### Task
Extract every line below and copy each one character for character, leaving the pictures out of your answer.

Begin Dataset content

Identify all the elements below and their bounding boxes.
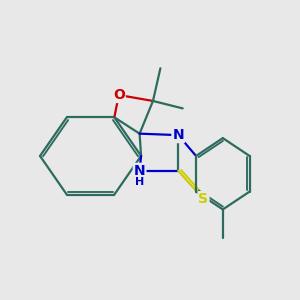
Text: H: H <box>135 177 144 187</box>
Text: N: N <box>134 164 146 178</box>
Text: O: O <box>113 88 125 102</box>
Text: N: N <box>172 128 184 142</box>
Text: S: S <box>199 192 208 206</box>
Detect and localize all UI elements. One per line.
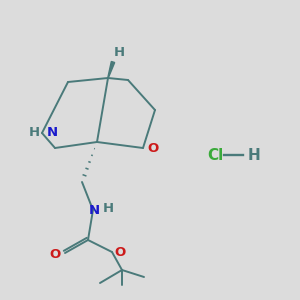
- Text: O: O: [50, 248, 61, 260]
- Text: Cl: Cl: [207, 148, 223, 163]
- Polygon shape: [108, 61, 115, 78]
- Text: O: O: [147, 142, 158, 155]
- Text: H: H: [103, 202, 114, 214]
- Text: N: N: [88, 205, 100, 218]
- Text: H: H: [29, 127, 40, 140]
- Text: H: H: [114, 46, 125, 59]
- Text: N: N: [47, 127, 58, 140]
- Text: O: O: [114, 247, 125, 260]
- Text: H: H: [248, 148, 261, 163]
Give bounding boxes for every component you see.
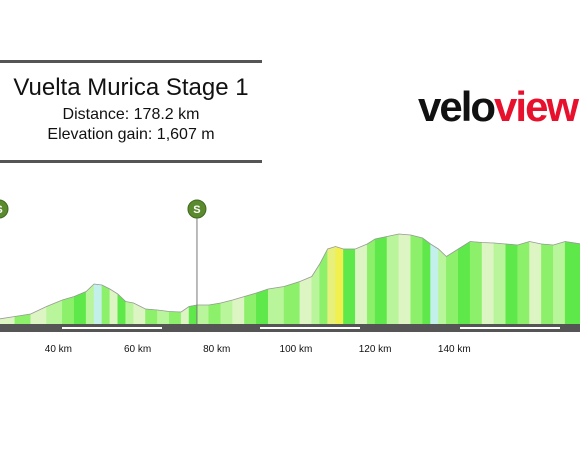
profile-segment — [458, 241, 471, 325]
profile-segment — [220, 299, 233, 325]
profile-segment — [256, 288, 269, 325]
profile-segment — [30, 306, 47, 325]
profile-segment — [355, 243, 368, 325]
profile-segment — [386, 233, 400, 325]
sprint-badge-label: S — [0, 204, 3, 216]
title-bottom-rule — [0, 160, 262, 163]
profile-segment — [311, 263, 320, 325]
x-tick-label: 120 km — [359, 344, 392, 355]
profile-segment — [422, 237, 431, 325]
stage-title-block: Vuelta Murica Stage 1 Distance: 178.2 km… — [0, 60, 262, 164]
profile-segment — [196, 304, 210, 325]
profile-segment — [374, 236, 388, 325]
profile-segment — [299, 276, 313, 325]
profile-segment — [327, 246, 336, 325]
elevation-profile-chart: 40 km 60 km 80 km 100 km 120 km 140 km S S — [0, 199, 580, 355]
profile-segment — [430, 243, 439, 325]
profile-segment — [283, 281, 301, 325]
profile-segment — [529, 241, 542, 325]
profile-segment — [493, 242, 507, 325]
profile-segment — [244, 292, 257, 325]
profile-segment — [188, 304, 198, 325]
profile-segment — [343, 248, 356, 325]
sprint-badge-icon — [187, 199, 207, 219]
profile-segment — [117, 293, 126, 325]
profile-segment — [319, 248, 328, 325]
profile-segment — [145, 308, 158, 325]
profile-segment — [410, 234, 423, 325]
profile-segment — [366, 238, 376, 325]
profile-segment — [505, 243, 518, 325]
profile-segment — [446, 248, 459, 325]
veloviewer-logo: veloview — [418, 83, 579, 130]
stage-title: Vuelta Murica Stage 1 — [13, 74, 249, 101]
sprint-badge-label: S — [193, 204, 200, 216]
profile-segment — [335, 246, 344, 325]
profile-segment — [564, 241, 580, 325]
profile-segment — [267, 286, 285, 325]
logo-part-view: view — [494, 83, 579, 130]
profile-outline — [0, 233, 580, 320]
profile-segment — [62, 296, 75, 325]
x-tick-label: 100 km — [280, 344, 313, 355]
logo-part-velo: velo — [418, 83, 496, 130]
profile-segment — [469, 241, 483, 325]
stage-distance: Distance: 178.2 km — [62, 106, 200, 123]
profile-segment — [157, 309, 170, 325]
x-tick-label: 140 km — [438, 344, 471, 355]
sprint-badge-icon — [0, 199, 9, 219]
profile-segment — [73, 291, 87, 325]
profile-segment — [517, 241, 530, 325]
stage-elevation-gain: Elevation gain: 1,607 m — [47, 126, 215, 143]
profile-segment — [541, 243, 554, 325]
profile-segment — [93, 283, 103, 325]
profile-segment — [438, 248, 447, 325]
x-tick-label: 60 km — [124, 344, 151, 355]
profile-segment — [109, 288, 119, 325]
profile-segment — [232, 296, 245, 325]
profile-segment — [101, 284, 111, 325]
profile-segment — [553, 241, 566, 325]
profile-segment — [125, 301, 134, 325]
profile-segment — [168, 311, 182, 325]
profile-segment — [208, 302, 221, 325]
title-top-rule — [0, 60, 262, 63]
profile-segment — [398, 233, 412, 325]
profile-segment — [481, 242, 495, 325]
x-tick-label: 40 km — [45, 344, 72, 355]
x-tick-label: 80 km — [203, 344, 230, 355]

End Dataset content

### Written answer
Identify all the elements below and their bounding boxes.
Text: H: H <box>135 177 144 187</box>
Text: N: N <box>134 164 146 178</box>
Text: O: O <box>113 88 125 102</box>
Text: N: N <box>172 128 184 142</box>
Text: S: S <box>199 192 208 206</box>
Detect and localize all UI elements. One per line.
- Text: O: O: [50, 248, 61, 260]
- Text: Cl: Cl: [207, 148, 223, 163]
- Polygon shape: [108, 61, 115, 78]
- Text: O: O: [147, 142, 158, 155]
- Text: H: H: [103, 202, 114, 214]
- Text: N: N: [88, 205, 100, 218]
- Text: H: H: [29, 127, 40, 140]
- Text: H: H: [114, 46, 125, 59]
- Text: N: N: [47, 127, 58, 140]
- Text: O: O: [114, 247, 125, 260]
- Text: H: H: [248, 148, 261, 163]
Give bounding boxes for every component you see.
profile-segment — [458, 241, 471, 325]
profile-segment — [220, 299, 233, 325]
profile-segment — [256, 288, 269, 325]
profile-segment — [30, 306, 47, 325]
profile-segment — [355, 243, 368, 325]
profile-segment — [386, 233, 400, 325]
sprint-badge-label: S — [0, 204, 3, 216]
title-bottom-rule — [0, 160, 262, 163]
profile-segment — [311, 263, 320, 325]
x-tick-label: 120 km — [359, 344, 392, 355]
profile-segment — [422, 237, 431, 325]
stage-title-block: Vuelta Murica Stage 1 Distance: 178.2 km… — [0, 60, 262, 164]
profile-segment — [196, 304, 210, 325]
profile-segment — [374, 236, 388, 325]
profile-segment — [299, 276, 313, 325]
profile-segment — [327, 246, 336, 325]
elevation-profile-chart: 40 km 60 km 80 km 100 km 120 km 140 km S S — [0, 199, 580, 355]
profile-segment — [430, 243, 439, 325]
profile-segment — [283, 281, 301, 325]
profile-segment — [529, 241, 542, 325]
profile-segment — [493, 242, 507, 325]
profile-segment — [244, 292, 257, 325]
profile-segment — [188, 304, 198, 325]
profile-segment — [343, 248, 356, 325]
sprint-badge-icon — [187, 199, 207, 219]
profile-segment — [117, 293, 126, 325]
profile-segment — [319, 248, 328, 325]
profile-segment — [145, 308, 158, 325]
profile-segment — [410, 234, 423, 325]
profile-segment — [366, 238, 376, 325]
profile-segment — [505, 243, 518, 325]
profile-segment — [446, 248, 459, 325]
veloviewer-logo: veloview — [418, 83, 579, 130]
stage-title: Vuelta Murica Stage 1 — [13, 74, 249, 101]
sprint-badge-label: S — [193, 204, 200, 216]
profile-segment — [335, 246, 344, 325]
profile-segment — [564, 241, 580, 325]
profile-segment — [267, 286, 285, 325]
logo-part-view: view — [494, 83, 579, 130]
profile-outline — [0, 233, 580, 320]
profile-segment — [62, 296, 75, 325]
x-tick-label: 100 km — [280, 344, 313, 355]
logo-part-velo: velo — [418, 83, 496, 130]
profile-segment — [469, 241, 483, 325]
stage-distance: Distance: 178.2 km — [62, 106, 200, 123]
profile-segment — [157, 309, 170, 325]
x-tick-label: 140 km — [438, 344, 471, 355]
sprint-badge-icon — [0, 199, 9, 219]
profile-segment — [73, 291, 87, 325]
profile-segment — [517, 241, 530, 325]
stage-elevation-gain: Elevation gain: 1,607 m — [47, 126, 215, 143]
profile-segment — [541, 243, 554, 325]
profile-segment — [93, 283, 103, 325]
profile-segment — [438, 248, 447, 325]
x-tick-label: 60 km — [124, 344, 151, 355]
profile-segment — [109, 288, 119, 325]
profile-segment — [232, 296, 245, 325]
profile-segment — [101, 284, 111, 325]
profile-segment — [553, 241, 566, 325]
profile-segment — [125, 301, 134, 325]
profile-segment — [168, 311, 182, 325]
profile-segment — [208, 302, 221, 325]
title-top-rule — [0, 60, 262, 63]
profile-segment — [398, 233, 412, 325]
profile-segment — [481, 242, 495, 325]
x-tick-label: 40 km — [45, 344, 72, 355]
x-tick-label: 80 km — [203, 344, 230, 355]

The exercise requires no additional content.